## Provided information
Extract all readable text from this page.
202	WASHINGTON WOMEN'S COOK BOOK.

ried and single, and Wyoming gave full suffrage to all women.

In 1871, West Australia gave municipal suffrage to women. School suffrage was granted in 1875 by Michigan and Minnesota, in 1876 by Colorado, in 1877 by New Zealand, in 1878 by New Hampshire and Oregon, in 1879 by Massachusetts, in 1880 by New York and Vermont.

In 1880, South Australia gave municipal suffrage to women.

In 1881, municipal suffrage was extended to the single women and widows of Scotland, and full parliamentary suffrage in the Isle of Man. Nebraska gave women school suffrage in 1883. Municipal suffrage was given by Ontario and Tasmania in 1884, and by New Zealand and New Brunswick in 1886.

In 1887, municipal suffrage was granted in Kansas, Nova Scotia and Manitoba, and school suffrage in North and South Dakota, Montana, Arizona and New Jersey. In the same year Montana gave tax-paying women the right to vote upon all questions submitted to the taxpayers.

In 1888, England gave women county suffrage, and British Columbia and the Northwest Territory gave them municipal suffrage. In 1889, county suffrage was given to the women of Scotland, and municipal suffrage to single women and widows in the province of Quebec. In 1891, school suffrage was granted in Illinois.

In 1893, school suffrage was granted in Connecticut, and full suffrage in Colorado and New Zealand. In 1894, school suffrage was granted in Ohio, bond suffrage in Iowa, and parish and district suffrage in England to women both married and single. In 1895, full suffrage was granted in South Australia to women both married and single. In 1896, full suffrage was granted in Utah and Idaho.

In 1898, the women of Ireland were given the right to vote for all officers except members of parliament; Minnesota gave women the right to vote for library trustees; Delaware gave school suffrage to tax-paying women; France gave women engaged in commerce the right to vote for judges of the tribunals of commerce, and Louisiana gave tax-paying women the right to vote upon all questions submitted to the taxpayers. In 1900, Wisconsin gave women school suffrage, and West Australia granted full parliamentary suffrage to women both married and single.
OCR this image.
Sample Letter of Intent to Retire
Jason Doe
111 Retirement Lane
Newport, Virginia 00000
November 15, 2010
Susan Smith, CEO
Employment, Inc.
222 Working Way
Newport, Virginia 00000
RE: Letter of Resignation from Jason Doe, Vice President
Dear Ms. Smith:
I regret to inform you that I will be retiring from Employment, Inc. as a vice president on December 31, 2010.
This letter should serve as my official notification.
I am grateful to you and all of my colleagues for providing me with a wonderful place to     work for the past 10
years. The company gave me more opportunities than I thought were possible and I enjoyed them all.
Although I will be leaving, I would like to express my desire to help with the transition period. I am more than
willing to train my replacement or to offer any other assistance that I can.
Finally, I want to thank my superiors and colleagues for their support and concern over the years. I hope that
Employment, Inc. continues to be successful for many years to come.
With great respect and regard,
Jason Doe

## Given instruction
Across the preceding material, how many lines contain the word "that"? State the number alone.

## In response
3